■ **Problem to solve**:
Go through the entries below and retype them exactly, omitting each picture.

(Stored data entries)
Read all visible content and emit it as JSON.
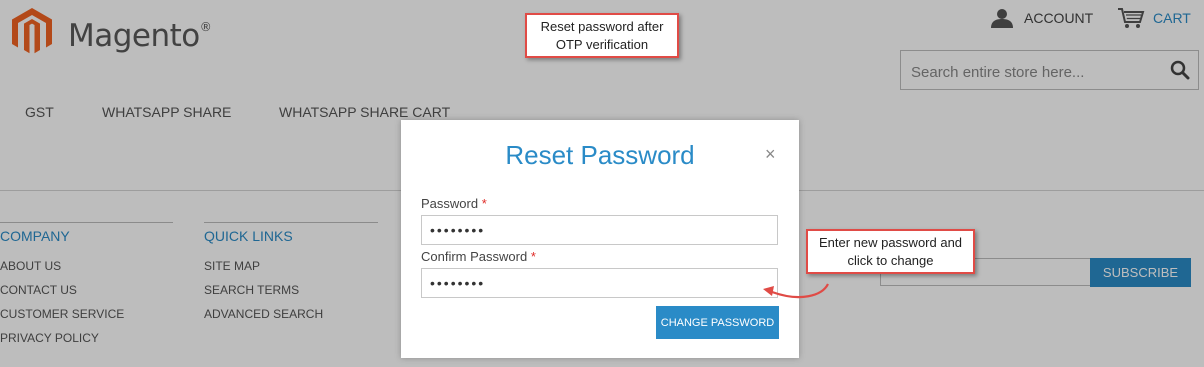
{
  "header": {
    "brand": "Magento",
    "brand_mark": "®",
    "account_label": "ACCOUNT",
    "cart_label": "CART",
    "search_placeholder": "Search entire store here..."
  },
  "nav": {
    "items": [
      {
        "label": "GST"
      },
      {
        "label": "WHATSAPP SHARE"
      },
      {
        "label": "WHATSAPP SHARE CART"
      }
    ]
  },
  "footer": {
    "columns": [
      {
        "title": "COMPANY",
        "links": [
          "ABOUT US",
          "CONTACT US",
          "CUSTOMER SERVICE",
          "PRIVACY POLICY"
        ]
      },
      {
        "title": "QUICK LINKS",
        "links": [
          "SITE MAP",
          "SEARCH TERMS",
          "ADVANCED SEARCH"
        ]
      }
    ],
    "subscribe_label": "SUBSCRIBE"
  },
  "modal": {
    "title": "Reset Password",
    "close": "×",
    "password_label": "Password",
    "password_value": "••••••••",
    "confirm_label": "Confirm Password",
    "confirm_value": "••••••••",
    "required_mark": "*",
    "submit_label": "CHANGE PASSWORD"
  },
  "annotations": {
    "top_line1": "Reset password after",
    "top_line2": "OTP verification",
    "side_line1": "Enter new password and",
    "side_line2": "click to change"
  },
  "colors": {
    "accent": "#2a8bc7",
    "logo_orange": "#f26322",
    "callout_border": "#e04b46",
    "required": "#e02b27"
  }
}
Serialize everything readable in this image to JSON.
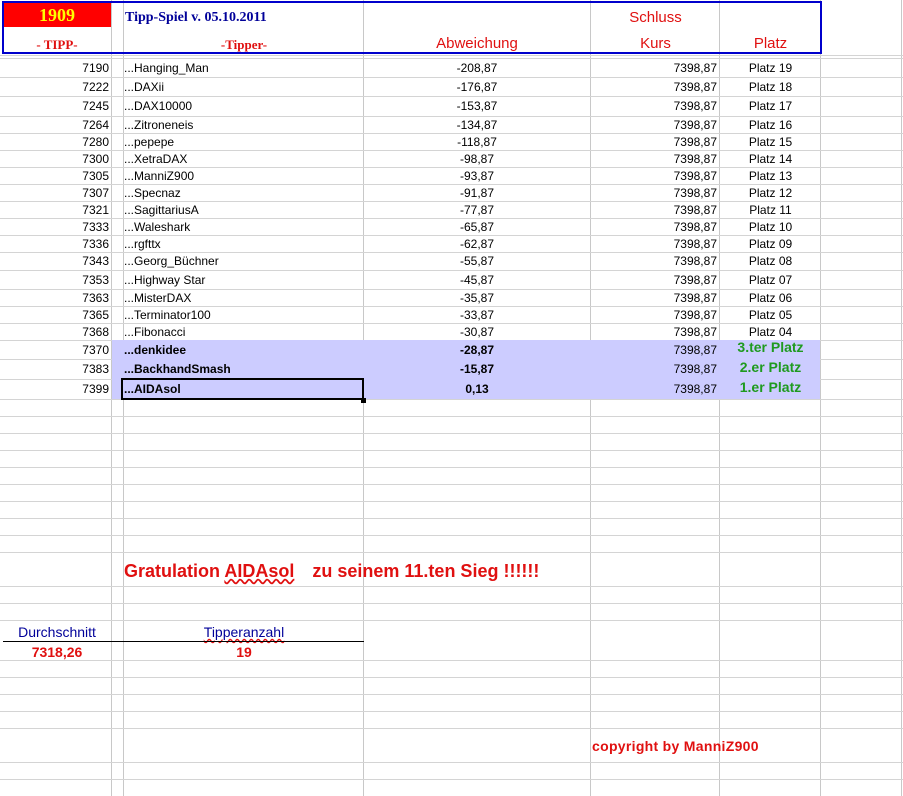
{
  "header": {
    "number": "1909",
    "title": "Tipp-Spiel v. 05.10.2011",
    "schluss": "Schluss",
    "tipp_label": "- TIPP-",
    "tipper_label": "-Tipper-",
    "abweichung_label": "Abweichung",
    "kurs_label": "Kurs",
    "platz_label": "Platz"
  },
  "rows": [
    {
      "tipp": "7190",
      "tipper": "...Hanging_Man",
      "abw": "-208,87",
      "kurs": "7398,87",
      "platz": "Platz 19"
    },
    {
      "tipp": "7222",
      "tipper": "...DAXii",
      "abw": "-176,87",
      "kurs": "7398,87",
      "platz": "Platz 18"
    },
    {
      "tipp": "7245",
      "tipper": "...DAX10000",
      "abw": "-153,87",
      "kurs": "7398,87",
      "platz": "Platz 17"
    },
    {
      "tipp": "7264",
      "tipper": "...Zitroneneis",
      "abw": "-134,87",
      "kurs": "7398,87",
      "platz": "Platz 16"
    },
    {
      "tipp": "7280",
      "tipper": "...pepepe",
      "abw": "-118,87",
      "kurs": "7398,87",
      "platz": "Platz 15"
    },
    {
      "tipp": "7300",
      "tipper": "...XetraDAX",
      "abw": "-98,87",
      "kurs": "7398,87",
      "platz": "Platz 14"
    },
    {
      "tipp": "7305",
      "tipper": "...ManniZ900",
      "abw": "-93,87",
      "kurs": "7398,87",
      "platz": "Platz 13"
    },
    {
      "tipp": "7307",
      "tipper": "...Specnaz",
      "abw": "-91,87",
      "kurs": "7398,87",
      "platz": "Platz 12"
    },
    {
      "tipp": "7321",
      "tipper": "...SagittariusA",
      "abw": "-77,87",
      "kurs": "7398,87",
      "platz": "Platz 11"
    },
    {
      "tipp": "7333",
      "tipper": "...Waleshark",
      "abw": "-65,87",
      "kurs": "7398,87",
      "platz": "Platz 10"
    },
    {
      "tipp": "7336",
      "tipper": "...rgfttx",
      "abw": "-62,87",
      "kurs": "7398,87",
      "platz": "Platz 09"
    },
    {
      "tipp": "7343",
      "tipper": "...Georg_Büchner",
      "abw": "-55,87",
      "kurs": "7398,87",
      "platz": "Platz 08"
    },
    {
      "tipp": "7353",
      "tipper": "...Highway Star",
      "abw": "-45,87",
      "kurs": "7398,87",
      "platz": "Platz 07"
    },
    {
      "tipp": "7363",
      "tipper": "...MisterDAX",
      "abw": "-35,87",
      "kurs": "7398,87",
      "platz": "Platz 06"
    },
    {
      "tipp": "7365",
      "tipper": "...Terminator100",
      "abw": "-33,87",
      "kurs": "7398,87",
      "platz": "Platz 05"
    },
    {
      "tipp": "7368",
      "tipper": "...Fibonacci",
      "abw": "-30,87",
      "kurs": "7398,87",
      "platz": "Platz 04"
    },
    {
      "tipp": "7370",
      "tipper": "...denkidee",
      "abw": "-28,87",
      "kurs": "7398,87",
      "platz": "3.ter Platz",
      "podium": true
    },
    {
      "tipp": "7383",
      "tipper": "...BackhandSmash",
      "abw": "-15,87",
      "kurs": "7398,87",
      "platz": "2.er Platz",
      "podium": true
    },
    {
      "tipp": "7399",
      "tipper": "...AIDAsol",
      "abw": "0,13",
      "kurs": "7398,87",
      "platz": "1.er Platz",
      "podium": true,
      "selected": true
    }
  ],
  "congrats": {
    "part1": "Gratulation",
    "name": "AIDAsol",
    "part2": "zu seinem 11.ten Sieg !!!!!!"
  },
  "stats": {
    "avg_label": "Durchschnitt",
    "avg_value": "7318,26",
    "count_label": "Tipperanzahl",
    "count_value": "19"
  },
  "copyright": "copyright by ManniZ900",
  "colors": {
    "header_number_bg": "#ff0000",
    "header_number_text": "#ffff00",
    "header_border": "#0000cc",
    "title_text": "#000099",
    "red_text": "#e01010",
    "podium_bg": "#ccccff",
    "podium_text": "#1f9a1f",
    "stats_text": "#000099"
  }
}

■ **Output of the task**:
Read all visible content and emit it as JSON.
{
  "header": {
    "brand": "Magento",
    "brand_mark": "®",
    "account_label": "ACCOUNT",
    "cart_label": "CART",
    "search_placeholder": "Search entire store here..."
  },
  "nav": {
    "items": [
      {
        "label": "GST"
      },
      {
        "label": "WHATSAPP SHARE"
      },
      {
        "label": "WHATSAPP SHARE CART"
      }
    ]
  },
  "footer": {
    "columns": [
      {
        "title": "COMPANY",
        "links": [
          "ABOUT US",
          "CONTACT US",
          "CUSTOMER SERVICE",
          "PRIVACY POLICY"
        ]
      },
      {
        "title": "QUICK LINKS",
        "links": [
          "SITE MAP",
          "SEARCH TERMS",
          "ADVANCED SEARCH"
        ]
      }
    ],
    "subscribe_label": "SUBSCRIBE"
  },
  "modal": {
    "title": "Reset Password",
    "close": "×",
    "password_label": "Password",
    "password_value": "••••••••",
    "confirm_label": "Confirm Password",
    "confirm_value": "••••••••",
    "required_mark": "*",
    "submit_label": "CHANGE PASSWORD"
  },
  "annotations": {
    "top_line1": "Reset password after",
    "top_line2": "OTP verification",
    "side_line1": "Enter new password and",
    "side_line2": "click to change"
  },
  "colors": {
    "accent": "#2a8bc7",
    "logo_orange": "#f26322",
    "callout_border": "#e04b46",
    "required": "#e02b27"
  }
}
Serialize everything readable in this image to JSON.
{
  "header": {
    "number": "1909",
    "title": "Tipp-Spiel v. 05.10.2011",
    "schluss": "Schluss",
    "tipp_label": "- TIPP-",
    "tipper_label": "-Tipper-",
    "abweichung_label": "Abweichung",
    "kurs_label": "Kurs",
    "platz_label": "Platz"
  },
  "rows": [
    {
      "tipp": "7190",
      "tipper": "...Hanging_Man",
      "abw": "-208,87",
      "kurs": "7398,87",
      "platz": "Platz 19"
    },
    {
      "tipp": "7222",
      "tipper": "...DAXii",
      "abw": "-176,87",
      "kurs": "7398,87",
      "platz": "Platz 18"
    },
    {
      "tipp": "7245",
      "tipper": "...DAX10000",
      "abw": "-153,87",
      "kurs": "7398,87",
      "platz": "Platz 17"
    },
    {
      "tipp": "7264",
      "tipper": "...Zitroneneis",
      "abw": "-134,87",
      "kurs": "7398,87",
      "platz": "Platz 16"
    },
    {
      "tipp": "7280",
      "tipper": "...pepepe",
      "abw": "-118,87",
      "kurs": "7398,87",
      "platz": "Platz 15"
    },
    {
      "tipp": "7300",
      "tipper": "...XetraDAX",
      "abw": "-98,87",
      "kurs": "7398,87",
      "platz": "Platz 14"
    },
    {
      "tipp": "7305",
      "tipper": "...ManniZ900",
      "abw": "-93,87",
      "kurs": "7398,87",
      "platz": "Platz 13"
    },
    {
      "tipp": "7307",
      "tipper": "...Specnaz",
      "abw": "-91,87",
      "kurs": "7398,87",
      "platz": "Platz 12"
    },
    {
      "tipp": "7321",
      "tipper": "...SagittariusA",
      "abw": "-77,87",
      "kurs": "7398,87",
      "platz": "Platz 11"
    },
    {
      "tipp": "7333",
      "tipper": "...Waleshark",
      "abw": "-65,87",
      "kurs": "7398,87",
      "platz": "Platz 10"
    },
    {
      "tipp": "7336",
      "tipper": "...rgfttx",
      "abw": "-62,87",
      "kurs": "7398,87",
      "platz": "Platz 09"
    },
    {
      "tipp": "7343",
      "tipper": "...Georg_Büchner",
      "abw": "-55,87",
      "kurs": "7398,87",
      "platz": "Platz 08"
    },
    {
      "tipp": "7353",
      "tipper": "...Highway Star",
      "abw": "-45,87",
      "kurs": "7398,87",
      "platz": "Platz 07"
    },
    {
      "tipp": "7363",
      "tipper": "...MisterDAX",
      "abw": "-35,87",
      "kurs": "7398,87",
      "platz": "Platz 06"
    },
    {
      "tipp": "7365",
      "tipper": "...Terminator100",
      "abw": "-33,87",
      "kurs": "7398,87",
      "platz": "Platz 05"
    },
    {
      "tipp": "7368",
      "tipper": "...Fibonacci",
      "abw": "-30,87",
      "kurs": "7398,87",
      "platz": "Platz 04"
    },
    {
      "tipp": "7370",
      "tipper": "...denkidee",
      "abw": "-28,87",
      "kurs": "7398,87",
      "platz": "3.ter Platz",
      "podium": true
    },
    {
      "tipp": "7383",
      "tipper": "...BackhandSmash",
      "abw": "-15,87",
      "kurs": "7398,87",
      "platz": "2.er Platz",
      "podium": true
    },
    {
      "tipp": "7399",
      "tipper": "...AIDAsol",
      "abw": "0,13",
      "kurs": "7398,87",
      "platz": "1.er Platz",
      "podium": true,
      "selected": true
    }
  ],
  "congrats": {
    "part1": "Gratulation",
    "name": "AIDAsol",
    "part2": "zu seinem 11.ten Sieg !!!!!!"
  },
  "stats": {
    "avg_label": "Durchschnitt",
    "avg_value": "7318,26",
    "count_label": "Tipperanzahl",
    "count_value": "19"
  },
  "copyright": "copyright by ManniZ900",
  "colors": {
    "header_number_bg": "#ff0000",
    "header_number_text": "#ffff00",
    "header_border": "#0000cc",
    "title_text": "#000099",
    "red_text": "#e01010",
    "podium_bg": "#ccccff",
    "podium_text": "#1f9a1f",
    "stats_text": "#000099"
  }
}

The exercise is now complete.